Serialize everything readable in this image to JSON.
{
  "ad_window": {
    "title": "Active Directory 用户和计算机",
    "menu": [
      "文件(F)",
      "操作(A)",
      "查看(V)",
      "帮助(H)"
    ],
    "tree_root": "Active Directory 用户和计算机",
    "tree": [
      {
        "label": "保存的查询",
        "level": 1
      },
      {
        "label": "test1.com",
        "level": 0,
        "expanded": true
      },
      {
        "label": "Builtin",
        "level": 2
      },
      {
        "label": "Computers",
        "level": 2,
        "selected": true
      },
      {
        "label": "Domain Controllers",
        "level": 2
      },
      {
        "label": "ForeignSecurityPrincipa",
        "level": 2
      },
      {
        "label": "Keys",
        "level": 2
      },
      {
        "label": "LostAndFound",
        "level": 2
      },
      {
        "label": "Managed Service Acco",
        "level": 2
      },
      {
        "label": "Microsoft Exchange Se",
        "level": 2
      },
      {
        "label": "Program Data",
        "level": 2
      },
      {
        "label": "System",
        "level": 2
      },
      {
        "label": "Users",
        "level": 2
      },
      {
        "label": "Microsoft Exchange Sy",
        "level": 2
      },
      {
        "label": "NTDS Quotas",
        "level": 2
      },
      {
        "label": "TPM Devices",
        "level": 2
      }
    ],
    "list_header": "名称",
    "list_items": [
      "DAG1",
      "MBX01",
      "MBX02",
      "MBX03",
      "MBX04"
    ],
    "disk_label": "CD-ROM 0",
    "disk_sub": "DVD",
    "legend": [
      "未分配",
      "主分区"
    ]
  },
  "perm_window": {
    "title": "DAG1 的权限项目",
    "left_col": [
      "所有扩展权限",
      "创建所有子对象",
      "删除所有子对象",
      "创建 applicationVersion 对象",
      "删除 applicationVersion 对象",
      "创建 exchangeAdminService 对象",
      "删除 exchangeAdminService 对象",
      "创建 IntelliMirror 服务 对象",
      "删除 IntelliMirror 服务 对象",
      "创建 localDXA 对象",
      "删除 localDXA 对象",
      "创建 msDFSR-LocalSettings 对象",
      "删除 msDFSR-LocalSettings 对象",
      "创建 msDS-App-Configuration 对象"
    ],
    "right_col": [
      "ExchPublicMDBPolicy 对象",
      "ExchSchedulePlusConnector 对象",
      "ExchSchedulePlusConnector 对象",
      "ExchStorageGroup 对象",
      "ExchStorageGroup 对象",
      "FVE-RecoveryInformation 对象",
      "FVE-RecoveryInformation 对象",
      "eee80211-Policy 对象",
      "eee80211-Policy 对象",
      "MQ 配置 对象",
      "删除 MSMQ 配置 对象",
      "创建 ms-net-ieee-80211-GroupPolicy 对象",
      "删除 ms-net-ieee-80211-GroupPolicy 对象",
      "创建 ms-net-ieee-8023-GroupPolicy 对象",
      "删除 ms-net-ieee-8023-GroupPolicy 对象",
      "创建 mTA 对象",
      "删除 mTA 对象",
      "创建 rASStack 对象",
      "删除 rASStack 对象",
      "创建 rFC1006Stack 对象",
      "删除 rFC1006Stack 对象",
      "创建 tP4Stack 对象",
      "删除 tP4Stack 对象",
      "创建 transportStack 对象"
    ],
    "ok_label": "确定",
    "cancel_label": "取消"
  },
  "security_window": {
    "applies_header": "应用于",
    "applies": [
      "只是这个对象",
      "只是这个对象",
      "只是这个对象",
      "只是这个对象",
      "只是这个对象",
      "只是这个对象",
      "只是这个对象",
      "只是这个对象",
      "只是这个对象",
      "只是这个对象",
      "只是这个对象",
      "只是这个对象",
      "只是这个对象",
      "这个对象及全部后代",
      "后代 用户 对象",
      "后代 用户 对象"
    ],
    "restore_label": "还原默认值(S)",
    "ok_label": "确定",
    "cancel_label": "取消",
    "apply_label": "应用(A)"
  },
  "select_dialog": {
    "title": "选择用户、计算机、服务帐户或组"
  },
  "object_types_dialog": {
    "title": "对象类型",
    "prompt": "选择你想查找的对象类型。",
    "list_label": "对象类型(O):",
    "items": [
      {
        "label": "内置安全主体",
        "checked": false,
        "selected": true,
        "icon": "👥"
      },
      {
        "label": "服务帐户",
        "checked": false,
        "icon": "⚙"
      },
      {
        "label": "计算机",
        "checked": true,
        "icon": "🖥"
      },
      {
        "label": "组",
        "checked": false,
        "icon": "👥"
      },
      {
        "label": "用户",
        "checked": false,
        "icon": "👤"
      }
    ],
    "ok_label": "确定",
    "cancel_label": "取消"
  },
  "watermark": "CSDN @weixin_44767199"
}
########################################
Written instruction: Give a word-for-word copy of the records.

Exercise answer:
Serialize everything readable in this image to JSON.
{
  "ad_window": {
    "title": "Active Directory 用户和计算机",
    "menu": [
      "文件(F)",
      "操作(A)",
      "查看(V)",
      "帮助(H)"
    ],
    "tree_root": "Active Directory 用户和计算机",
    "tree": [
      {
        "label": "保存的查询",
        "level": 1
      },
      {
        "label": "test1.com",
        "level": 0,
        "expanded": true
      },
      {
        "label": "Builtin",
        "level": 2
      },
      {
        "label": "Computers",
        "level": 2,
        "selected": true
      },
      {
        "label": "Domain Controllers",
        "level": 2
      },
      {
        "label": "ForeignSecurityPrincipa",
        "level": 2
      },
      {
        "label": "Keys",
        "level": 2
      },
      {
        "label": "LostAndFound",
        "level": 2
      },
      {
        "label": "Managed Service Acco",
        "level": 2
      },
      {
        "label": "Microsoft Exchange Se",
        "level": 2
      },
      {
        "label": "Program Data",
        "level": 2
      },
      {
        "label": "System",
        "level": 2
      },
      {
        "label": "Users",
        "level": 2
      },
      {
        "label": "Microsoft Exchange Sy",
        "level": 2
      },
      {
        "label": "NTDS Quotas",
        "level": 2
      },
      {
        "label": "TPM Devices",
        "level": 2
      }
    ],
    "list_header": "名称",
    "list_items": [
      "DAG1",
      "MBX01",
      "MBX02",
      "MBX03",
      "MBX04"
    ],
    "disk_label": "CD-ROM 0",
    "disk_sub": "DVD",
    "legend": [
      "未分配",
      "主分区"
    ]
  },
  "perm_window": {
    "title": "DAG1 的权限项目",
    "left_col": [
      "所有扩展权限",
      "创建所有子对象",
      "删除所有子对象",
      "创建 applicationVersion 对象",
      "删除 applicationVersion 对象",
      "创建 exchangeAdminService 对象",
      "删除 exchangeAdminService 对象",
      "创建 IntelliMirror 服务 对象",
      "删除 IntelliMirror 服务 对象",
      "创建 localDXA 对象",
      "删除 localDXA 对象",
      "创建 msDFSR-LocalSettings 对象",
      "删除 msDFSR-LocalSettings 对象",
      "创建 msDS-App-Configuration 对象"
    ],
    "right_col": [
      "ExchPublicMDBPolicy 对象",
      "ExchSchedulePlusConnector 对象",
      "ExchSchedulePlusConnector 对象",
      "ExchStorageGroup 对象",
      "ExchStorageGroup 对象",
      "FVE-RecoveryInformation 对象",
      "FVE-RecoveryInformation 对象",
      "eee80211-Policy 对象",
      "eee80211-Policy 对象",
      "MQ 配置 对象",
      "删除 MSMQ 配置 对象",
      "创建 ms-net-ieee-80211-GroupPolicy 对象",
      "删除 ms-net-ieee-80211-GroupPolicy 对象",
      "创建 ms-net-ieee-8023-GroupPolicy 对象",
      "删除 ms-net-ieee-8023-GroupPolicy 对象",
      "创建 mTA 对象",
      "删除 mTA 对象",
      "创建 rASStack 对象",
      "删除 rASStack 对象",
      "创建 rFC1006Stack 对象",
      "删除 rFC1006Stack 对象",
      "创建 tP4Stack 对象",
      "删除 tP4Stack 对象",
      "创建 transportStack 对象"
    ],
    "ok_label": "确定",
    "cancel_label": "取消"
  },
  "security_window": {
    "applies_header": "应用于",
    "applies": [
      "只是这个对象",
      "只是这个对象",
      "只是这个对象",
      "只是这个对象",
      "只是这个对象",
      "只是这个对象",
      "只是这个对象",
      "只是这个对象",
      "只是这个对象",
      "只是这个对象",
      "只是这个对象",
      "只是这个对象",
      "只是这个对象",
      "这个对象及全部后代",
      "后代 用户 对象",
      "后代 用户 对象"
    ],
    "restore_label": "还原默认值(S)",
    "ok_label": "确定",
    "cancel_label": "取消",
    "apply_label": "应用(A)"
  },
  "select_dialog": {
    "title": "选择用户、计算机、服务帐户或组"
  },
  "object_types_dialog": {
    "title": "对象类型",
    "prompt": "选择你想查找的对象类型。",
    "list_label": "对象类型(O):",
    "items": [
      {
        "label": "内置安全主体",
        "checked": false,
        "selected": true,
        "icon": "👥"
      },
      {
        "label": "服务帐户",
        "checked": false,
        "icon": "⚙"
      },
      {
        "label": "计算机",
        "checked": true,
        "icon": "🖥"
      },
      {
        "label": "组",
        "checked": false,
        "icon": "👥"
      },
      {
        "label": "用户",
        "checked": false,
        "icon": "👤"
      }
    ],
    "ok_label": "确定",
    "cancel_label": "取消"
  },
  "watermark": "CSDN @weixin_44767199"
}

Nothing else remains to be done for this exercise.